**Problem details:** Count every line that has "policy" in it and give the total, nothing more.

**Excerpts from a figure dataset:**

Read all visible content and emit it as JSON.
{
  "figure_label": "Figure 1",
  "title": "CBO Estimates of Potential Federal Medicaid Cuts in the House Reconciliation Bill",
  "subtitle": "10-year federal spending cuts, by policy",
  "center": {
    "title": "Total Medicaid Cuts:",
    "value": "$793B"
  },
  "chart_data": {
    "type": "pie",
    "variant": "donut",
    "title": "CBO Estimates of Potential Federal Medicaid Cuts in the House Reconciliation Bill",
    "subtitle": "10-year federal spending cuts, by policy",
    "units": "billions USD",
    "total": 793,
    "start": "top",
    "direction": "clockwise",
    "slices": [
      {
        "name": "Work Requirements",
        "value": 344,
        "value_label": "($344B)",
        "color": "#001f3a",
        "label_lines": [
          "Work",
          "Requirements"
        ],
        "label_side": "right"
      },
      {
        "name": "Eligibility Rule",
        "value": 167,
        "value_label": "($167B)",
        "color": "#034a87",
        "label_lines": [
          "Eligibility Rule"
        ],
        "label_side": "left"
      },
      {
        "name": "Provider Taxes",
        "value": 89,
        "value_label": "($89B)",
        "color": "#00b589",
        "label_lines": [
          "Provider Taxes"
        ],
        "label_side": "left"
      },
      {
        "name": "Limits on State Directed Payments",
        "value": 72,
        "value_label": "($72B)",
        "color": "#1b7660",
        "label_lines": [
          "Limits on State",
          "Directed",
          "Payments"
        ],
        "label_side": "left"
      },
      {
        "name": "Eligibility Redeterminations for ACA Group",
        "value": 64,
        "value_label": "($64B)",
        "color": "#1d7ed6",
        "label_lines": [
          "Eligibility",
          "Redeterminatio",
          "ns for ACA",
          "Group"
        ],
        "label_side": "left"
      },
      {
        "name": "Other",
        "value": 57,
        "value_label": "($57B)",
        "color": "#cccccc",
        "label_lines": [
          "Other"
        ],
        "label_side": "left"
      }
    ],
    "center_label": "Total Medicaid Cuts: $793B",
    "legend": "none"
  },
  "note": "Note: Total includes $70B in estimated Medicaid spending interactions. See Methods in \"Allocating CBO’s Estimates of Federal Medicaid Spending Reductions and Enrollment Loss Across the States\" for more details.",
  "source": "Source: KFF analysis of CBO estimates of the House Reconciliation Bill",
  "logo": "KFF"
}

**Answer to this problem:** 2